# EXERCISE PROMPT
Collect the lines of the entries where "unissent" shows up.

····················

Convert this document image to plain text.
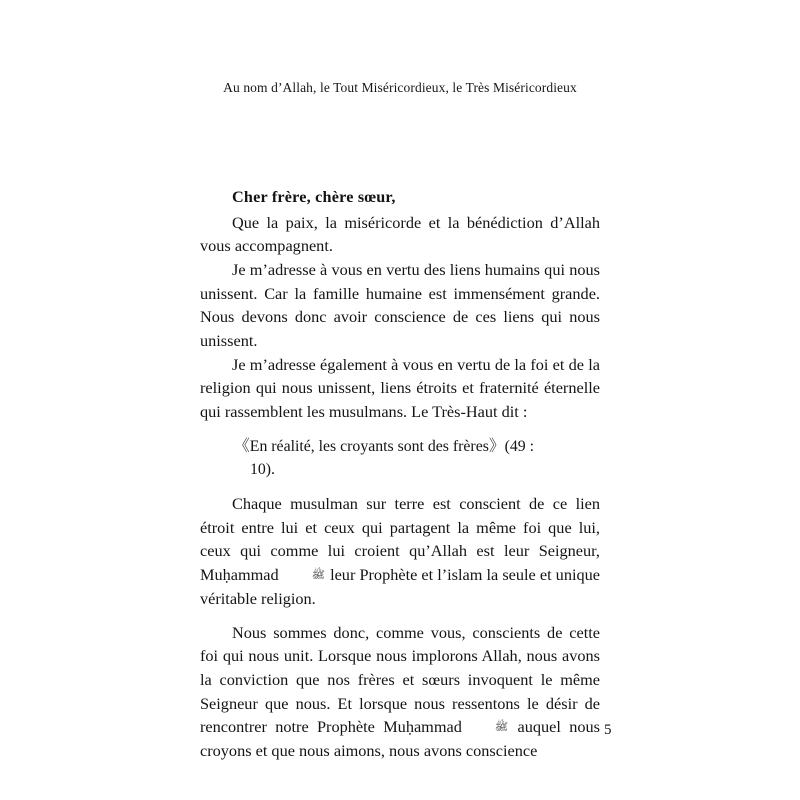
Au nom d’Allah, le Tout Miséricordieux, le Très Miséricordieux

Cher frère, chère sœur,

Que la paix, la miséricorde et la bénédiction d’Allah vous accompagnent.

Je m’adresse à vous en vertu des liens humains qui nous unissent. Car la famille humaine est immensément grande. Nous devons donc avoir conscience de ces liens qui nous unissent.

Je m’adresse également à vous en vertu de la foi et de la religion qui nous unissent, liens étroits et fraternité éternelle qui rassemblent les musulmans. Le Très-Haut dit :

《En réalité, les croyants sont des frères》(49 :
10).

Chaque musulman sur terre est conscient de ce lien étroit entre lui et ceux qui partagent la même foi que lui, ceux qui comme lui croient qu’Allah est leur Seigneur, Muḥammad	ﷺ leur Prophète et l’islam la seule et unique véritable religion.

Nous sommes donc, comme vous, conscients de cette foi qui nous unit. Lorsque nous implorons Allah, nous avons la conviction que nos frères et sœurs invoquent le même Seigneur que nous. Et lorsque nous ressentons le désir de rencontrer notre Prophète Muḥammad	ﷺ auquel nous croyons et que nous aimons, nous avons conscience

5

····················

# WRITTEN RESPONSE
Je m’adresse à vous en vertu des liens humains qui nous unissent. Car la famille humaine est immensément grande. Nous devons donc avoir conscience de ces liens qui nous unissent.
Je m’adresse également à vous en vertu de la foi et de la religion qui nous unissent, liens étroits et fraternité éternelle qui rassemblent les musulmans. Le Très-Haut dit :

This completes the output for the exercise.